Below are the records; copy each line in them that holds the word "order".

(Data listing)

++++++++

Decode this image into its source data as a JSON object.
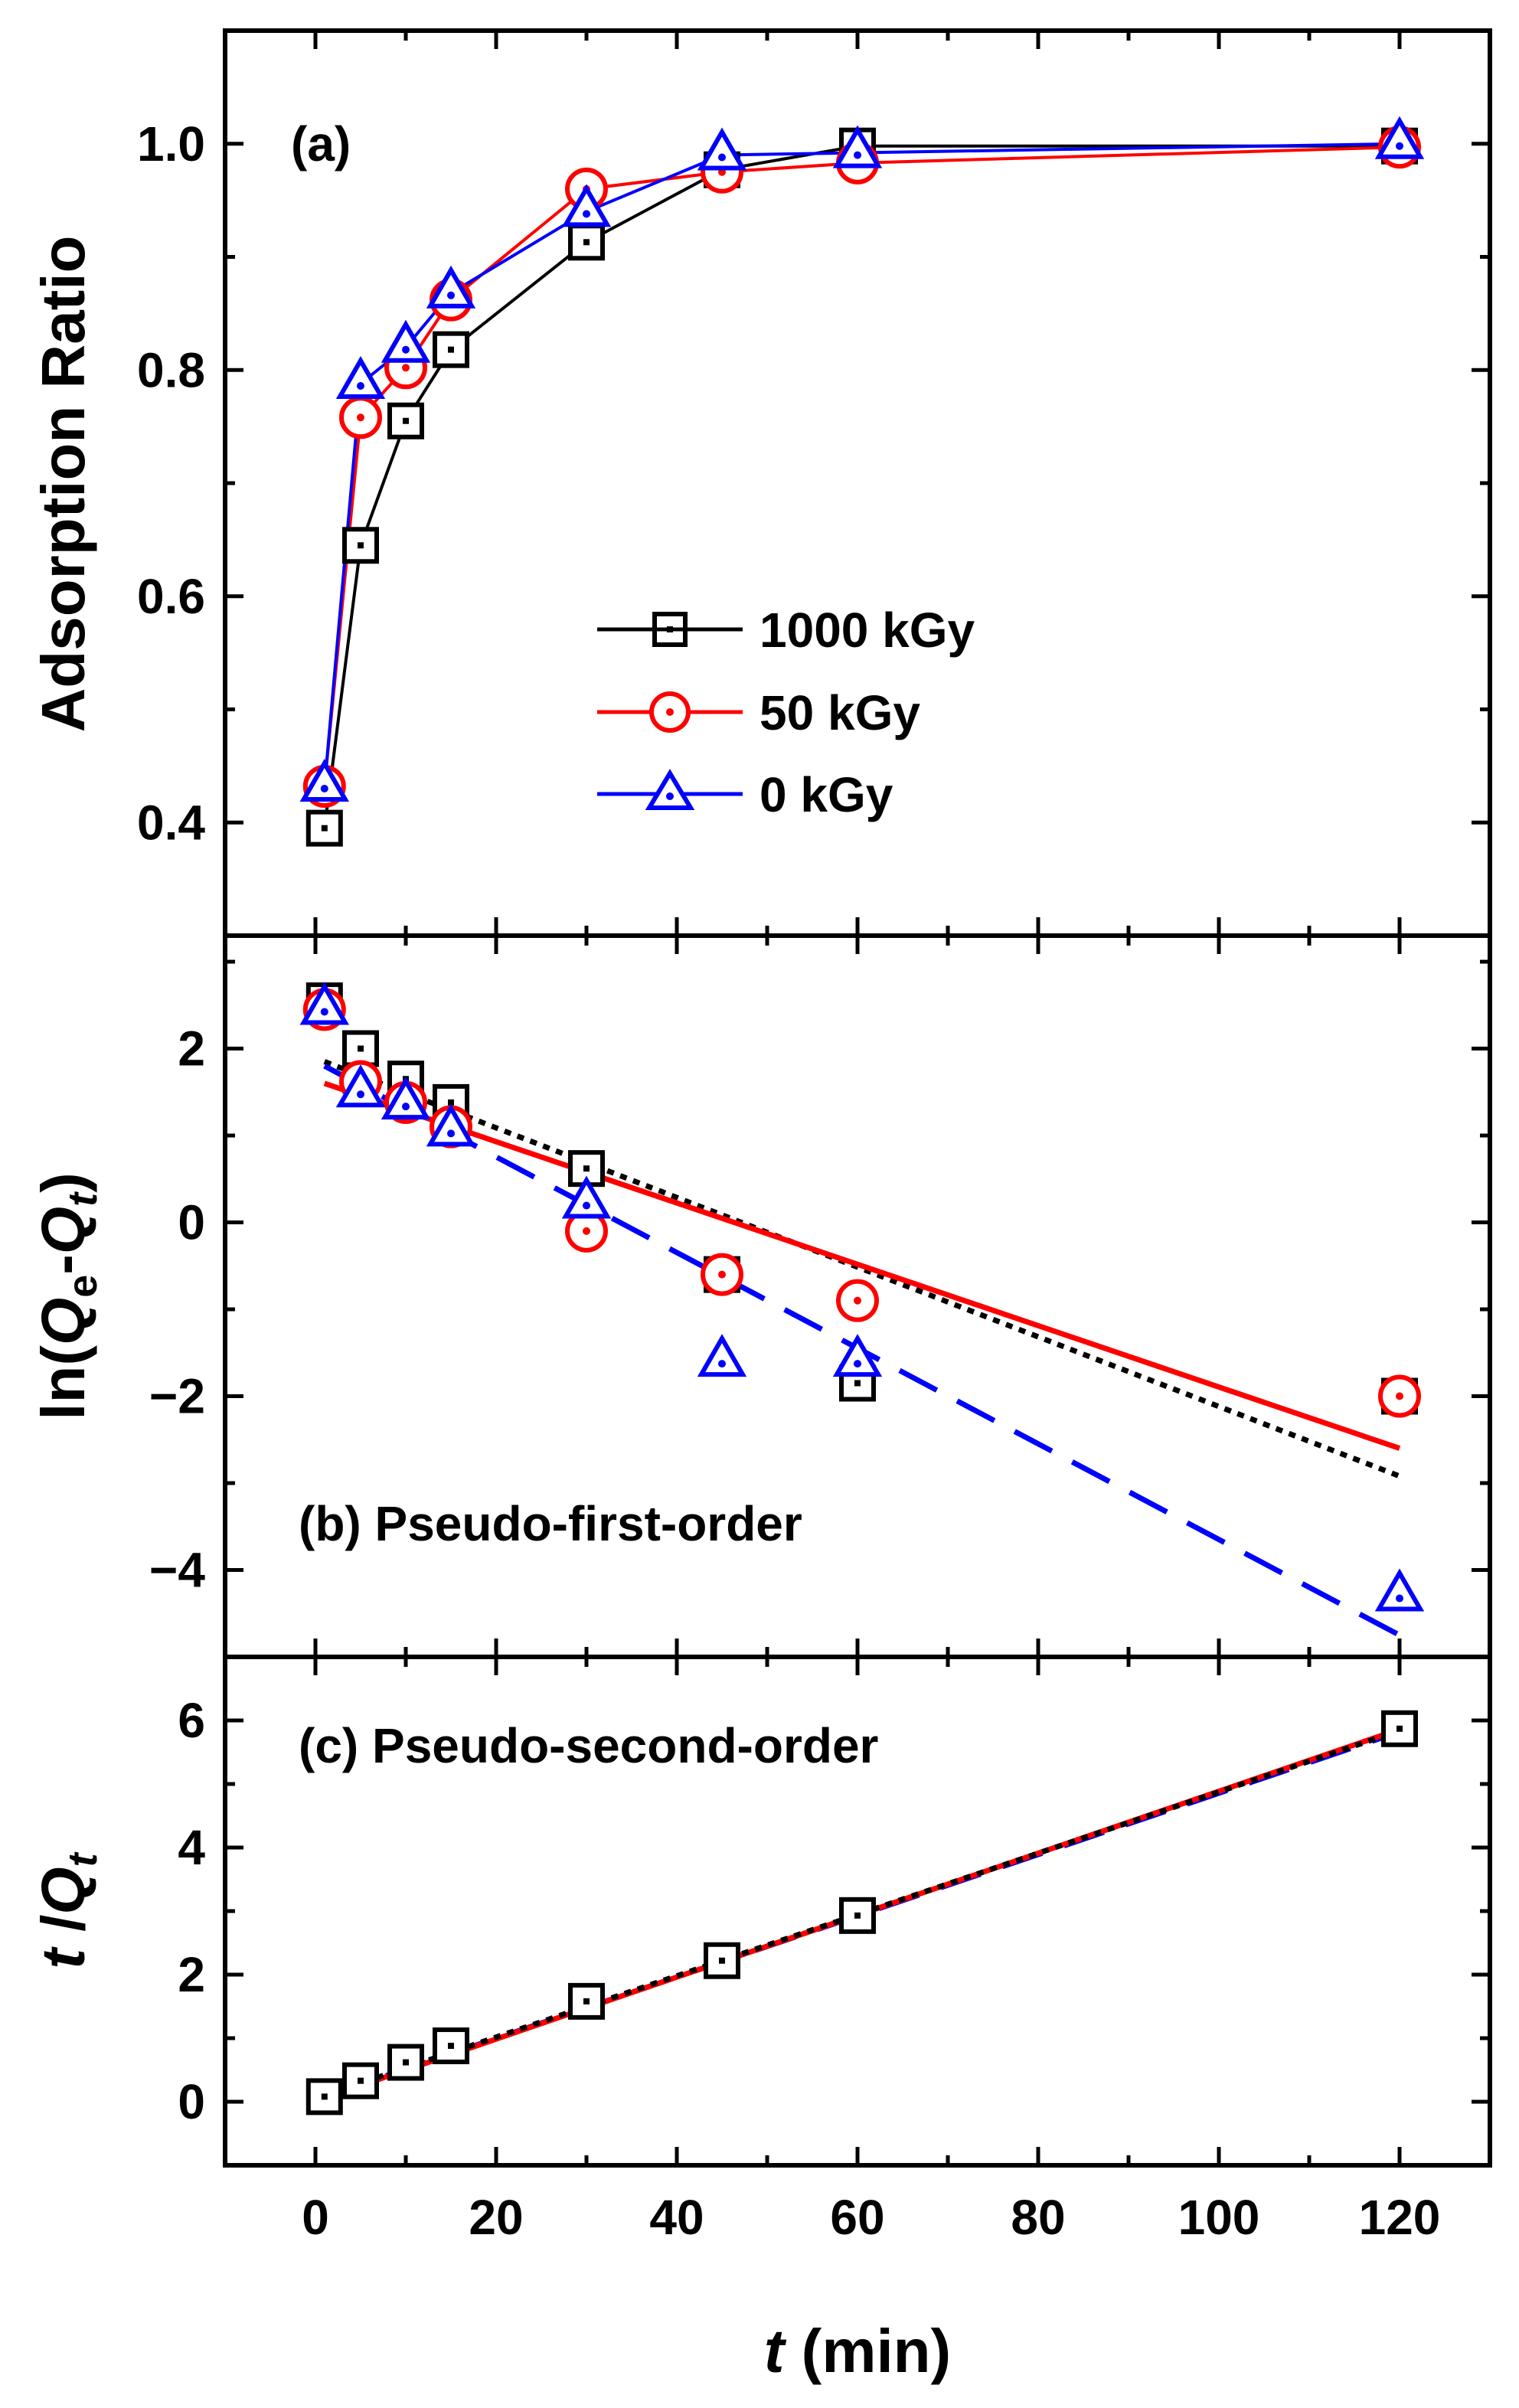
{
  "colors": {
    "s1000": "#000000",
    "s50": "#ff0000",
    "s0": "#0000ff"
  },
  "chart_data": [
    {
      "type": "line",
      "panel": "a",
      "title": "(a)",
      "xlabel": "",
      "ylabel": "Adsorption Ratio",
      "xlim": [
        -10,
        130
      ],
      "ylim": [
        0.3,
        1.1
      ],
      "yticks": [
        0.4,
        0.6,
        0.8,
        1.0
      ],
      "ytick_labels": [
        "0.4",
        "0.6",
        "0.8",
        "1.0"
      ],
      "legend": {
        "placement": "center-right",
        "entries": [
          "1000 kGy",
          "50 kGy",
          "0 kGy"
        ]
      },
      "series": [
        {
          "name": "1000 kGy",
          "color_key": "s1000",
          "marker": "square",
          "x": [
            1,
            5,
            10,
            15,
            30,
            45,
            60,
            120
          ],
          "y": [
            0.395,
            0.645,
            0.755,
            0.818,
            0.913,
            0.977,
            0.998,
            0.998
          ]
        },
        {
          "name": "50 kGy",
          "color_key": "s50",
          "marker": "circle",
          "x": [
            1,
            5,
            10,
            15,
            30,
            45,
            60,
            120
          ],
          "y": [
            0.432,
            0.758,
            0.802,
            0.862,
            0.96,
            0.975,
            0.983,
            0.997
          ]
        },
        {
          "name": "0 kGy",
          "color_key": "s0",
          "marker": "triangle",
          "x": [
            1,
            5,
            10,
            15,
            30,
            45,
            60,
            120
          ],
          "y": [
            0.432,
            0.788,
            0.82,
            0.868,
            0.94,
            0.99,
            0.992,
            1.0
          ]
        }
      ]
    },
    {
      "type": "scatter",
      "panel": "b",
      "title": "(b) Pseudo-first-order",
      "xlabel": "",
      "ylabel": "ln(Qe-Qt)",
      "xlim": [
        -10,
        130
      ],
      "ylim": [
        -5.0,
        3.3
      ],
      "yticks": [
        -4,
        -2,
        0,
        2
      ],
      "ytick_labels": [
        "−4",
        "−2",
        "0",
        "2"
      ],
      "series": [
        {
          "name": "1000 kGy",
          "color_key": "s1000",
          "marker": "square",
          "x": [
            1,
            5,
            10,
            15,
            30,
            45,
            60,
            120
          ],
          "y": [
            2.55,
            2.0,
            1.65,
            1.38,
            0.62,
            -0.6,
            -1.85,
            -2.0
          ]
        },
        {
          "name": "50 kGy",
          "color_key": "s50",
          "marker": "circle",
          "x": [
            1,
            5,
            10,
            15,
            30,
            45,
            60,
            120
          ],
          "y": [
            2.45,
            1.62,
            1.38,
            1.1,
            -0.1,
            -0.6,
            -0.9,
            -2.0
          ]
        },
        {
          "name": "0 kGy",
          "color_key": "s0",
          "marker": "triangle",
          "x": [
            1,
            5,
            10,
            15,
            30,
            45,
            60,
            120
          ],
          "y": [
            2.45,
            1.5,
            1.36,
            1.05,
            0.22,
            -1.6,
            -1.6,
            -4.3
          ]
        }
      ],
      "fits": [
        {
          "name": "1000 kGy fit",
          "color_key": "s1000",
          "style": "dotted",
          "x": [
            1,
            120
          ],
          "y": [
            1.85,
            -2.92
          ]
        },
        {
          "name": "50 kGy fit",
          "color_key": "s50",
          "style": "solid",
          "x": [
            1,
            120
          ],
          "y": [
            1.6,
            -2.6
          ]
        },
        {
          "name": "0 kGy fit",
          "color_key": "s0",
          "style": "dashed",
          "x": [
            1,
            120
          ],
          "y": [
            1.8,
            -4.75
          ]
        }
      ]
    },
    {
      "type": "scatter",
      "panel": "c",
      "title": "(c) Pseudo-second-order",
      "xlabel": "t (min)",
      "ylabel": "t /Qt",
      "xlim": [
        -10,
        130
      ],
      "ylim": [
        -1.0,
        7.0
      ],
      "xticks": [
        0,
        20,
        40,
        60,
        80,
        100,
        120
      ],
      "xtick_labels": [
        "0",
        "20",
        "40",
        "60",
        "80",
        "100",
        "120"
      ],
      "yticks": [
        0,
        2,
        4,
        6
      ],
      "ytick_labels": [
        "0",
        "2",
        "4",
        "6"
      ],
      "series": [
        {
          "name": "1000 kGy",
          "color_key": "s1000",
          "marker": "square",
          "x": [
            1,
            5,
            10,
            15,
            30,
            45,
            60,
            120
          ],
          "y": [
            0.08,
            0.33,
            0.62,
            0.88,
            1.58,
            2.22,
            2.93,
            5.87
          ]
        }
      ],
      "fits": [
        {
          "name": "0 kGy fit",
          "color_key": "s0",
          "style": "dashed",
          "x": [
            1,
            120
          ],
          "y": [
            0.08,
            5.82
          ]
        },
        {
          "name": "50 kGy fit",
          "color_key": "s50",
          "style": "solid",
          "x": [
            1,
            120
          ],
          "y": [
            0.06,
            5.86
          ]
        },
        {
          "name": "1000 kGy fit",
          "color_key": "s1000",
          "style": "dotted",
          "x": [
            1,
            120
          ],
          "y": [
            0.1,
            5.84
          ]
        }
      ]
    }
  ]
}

++++++++

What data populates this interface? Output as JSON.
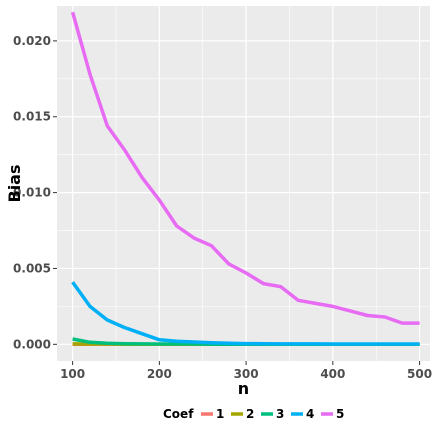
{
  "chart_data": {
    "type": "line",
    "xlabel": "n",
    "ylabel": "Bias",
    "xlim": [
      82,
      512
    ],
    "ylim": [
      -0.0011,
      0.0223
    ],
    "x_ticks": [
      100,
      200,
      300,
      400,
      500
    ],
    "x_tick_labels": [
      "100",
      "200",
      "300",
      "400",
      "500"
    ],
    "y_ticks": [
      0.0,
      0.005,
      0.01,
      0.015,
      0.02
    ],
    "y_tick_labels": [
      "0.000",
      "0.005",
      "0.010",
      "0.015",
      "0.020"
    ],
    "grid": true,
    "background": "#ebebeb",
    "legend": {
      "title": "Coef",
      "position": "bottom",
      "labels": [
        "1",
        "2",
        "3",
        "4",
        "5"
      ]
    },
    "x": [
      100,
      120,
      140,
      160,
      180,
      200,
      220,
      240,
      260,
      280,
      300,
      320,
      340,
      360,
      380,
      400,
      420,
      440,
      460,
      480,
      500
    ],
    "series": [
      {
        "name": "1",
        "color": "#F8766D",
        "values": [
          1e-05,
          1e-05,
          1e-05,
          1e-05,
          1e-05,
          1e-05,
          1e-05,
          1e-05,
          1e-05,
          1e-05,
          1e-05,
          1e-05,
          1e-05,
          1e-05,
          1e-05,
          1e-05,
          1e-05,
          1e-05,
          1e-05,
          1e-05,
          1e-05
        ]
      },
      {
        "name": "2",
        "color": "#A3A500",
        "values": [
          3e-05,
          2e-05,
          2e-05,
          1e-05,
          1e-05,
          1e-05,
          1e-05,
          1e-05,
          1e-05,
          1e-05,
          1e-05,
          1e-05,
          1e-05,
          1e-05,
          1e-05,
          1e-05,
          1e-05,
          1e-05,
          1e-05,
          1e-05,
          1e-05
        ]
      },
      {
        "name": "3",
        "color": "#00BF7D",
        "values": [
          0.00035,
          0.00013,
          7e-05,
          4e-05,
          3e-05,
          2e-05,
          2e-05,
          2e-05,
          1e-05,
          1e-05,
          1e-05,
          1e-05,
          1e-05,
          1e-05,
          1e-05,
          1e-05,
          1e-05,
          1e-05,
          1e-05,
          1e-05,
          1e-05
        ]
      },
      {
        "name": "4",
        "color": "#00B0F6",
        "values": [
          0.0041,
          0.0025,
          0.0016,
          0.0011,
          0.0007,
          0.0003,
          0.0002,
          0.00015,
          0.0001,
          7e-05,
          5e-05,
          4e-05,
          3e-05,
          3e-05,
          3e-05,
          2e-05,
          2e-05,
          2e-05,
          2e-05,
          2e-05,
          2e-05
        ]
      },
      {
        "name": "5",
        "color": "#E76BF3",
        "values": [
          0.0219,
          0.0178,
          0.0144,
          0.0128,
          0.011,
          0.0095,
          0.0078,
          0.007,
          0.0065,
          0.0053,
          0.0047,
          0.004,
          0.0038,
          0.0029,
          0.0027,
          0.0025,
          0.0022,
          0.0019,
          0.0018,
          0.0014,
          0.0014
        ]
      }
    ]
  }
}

++++++++

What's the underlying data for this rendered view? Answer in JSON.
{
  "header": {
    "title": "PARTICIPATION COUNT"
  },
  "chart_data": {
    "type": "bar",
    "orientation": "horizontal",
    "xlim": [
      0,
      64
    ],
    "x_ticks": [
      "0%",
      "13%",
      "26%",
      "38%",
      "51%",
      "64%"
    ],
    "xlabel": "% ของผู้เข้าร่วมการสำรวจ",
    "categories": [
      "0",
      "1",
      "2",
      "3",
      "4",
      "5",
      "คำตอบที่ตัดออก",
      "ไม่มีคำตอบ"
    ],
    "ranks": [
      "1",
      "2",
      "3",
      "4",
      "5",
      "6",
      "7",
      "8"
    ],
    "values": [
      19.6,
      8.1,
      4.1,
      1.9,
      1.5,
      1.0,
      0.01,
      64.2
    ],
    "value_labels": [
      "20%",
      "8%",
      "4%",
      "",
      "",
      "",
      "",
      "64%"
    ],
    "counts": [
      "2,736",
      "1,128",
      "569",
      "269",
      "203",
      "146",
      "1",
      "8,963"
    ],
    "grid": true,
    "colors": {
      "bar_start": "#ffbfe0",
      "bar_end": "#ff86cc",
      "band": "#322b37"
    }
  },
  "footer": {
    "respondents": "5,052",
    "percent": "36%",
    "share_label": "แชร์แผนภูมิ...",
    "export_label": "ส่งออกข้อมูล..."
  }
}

++++++++

SOLUTION TO THIS TASK -
      "title": "(b) Pseudo-first-order",
      "title": "(c) Pseudo-second-order",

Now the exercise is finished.